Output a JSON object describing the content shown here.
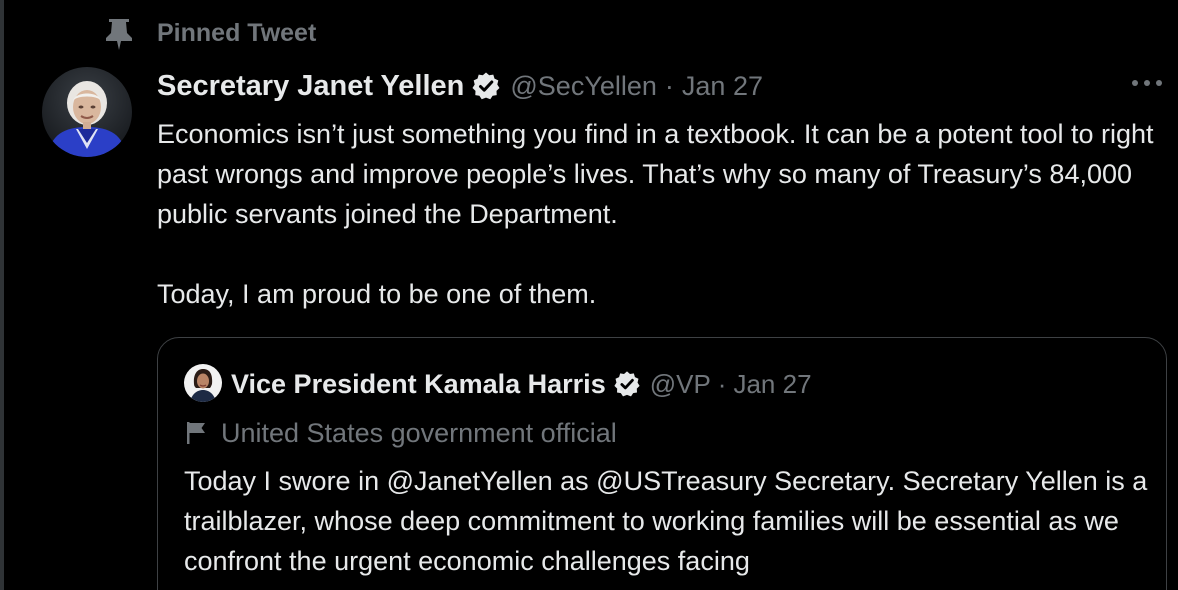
{
  "pinned": {
    "label": "Pinned Tweet",
    "icon": "pin-icon"
  },
  "tweet": {
    "author_name": "Secretary Janet Yellen",
    "verified_icon": "verified-badge-icon",
    "handle": "@SecYellen",
    "separator": "·",
    "date": "Jan 27",
    "more_icon": "more-options-icon",
    "text_paragraph_1": "Economics isn’t just something you find in a textbook. It can be a potent tool to right past wrongs and improve people’s lives. That’s why so many of Treasury’s 84,000 public servants joined the Department.",
    "text_paragraph_2": "Today, I am proud to be one of them."
  },
  "quoted_tweet": {
    "author_name": "Vice President Kamala Harris",
    "verified_icon": "verified-badge-icon",
    "handle": "@VP",
    "separator": "·",
    "date": "Jan 27",
    "label_icon": "flag-icon",
    "label": "United States government official",
    "text_before_mention_1": "Today I swore in ",
    "mention_1": "@JanetYellen",
    "text_between_mentions": " as ",
    "mention_2": "@USTreasury",
    "text_after_mentions": " Secretary. Secretary Yellen is a trailblazer, whose deep commitment to working families will be essential as we confront the urgent economic challenges facing"
  },
  "colors": {
    "background": "#000000",
    "primary_text": "#e7e9ea",
    "secondary_text": "#71767b",
    "border": "#3e4144"
  }
}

========================================

The lines to collect are those holding the string "icon"; copy them all.

    "icon": "pin-icon"
    "verified_icon": "verified-badge-icon",
    "more_icon": "more-options-icon",
    "verified_icon": "verified-badge-icon",
    "label_icon": "flag-icon",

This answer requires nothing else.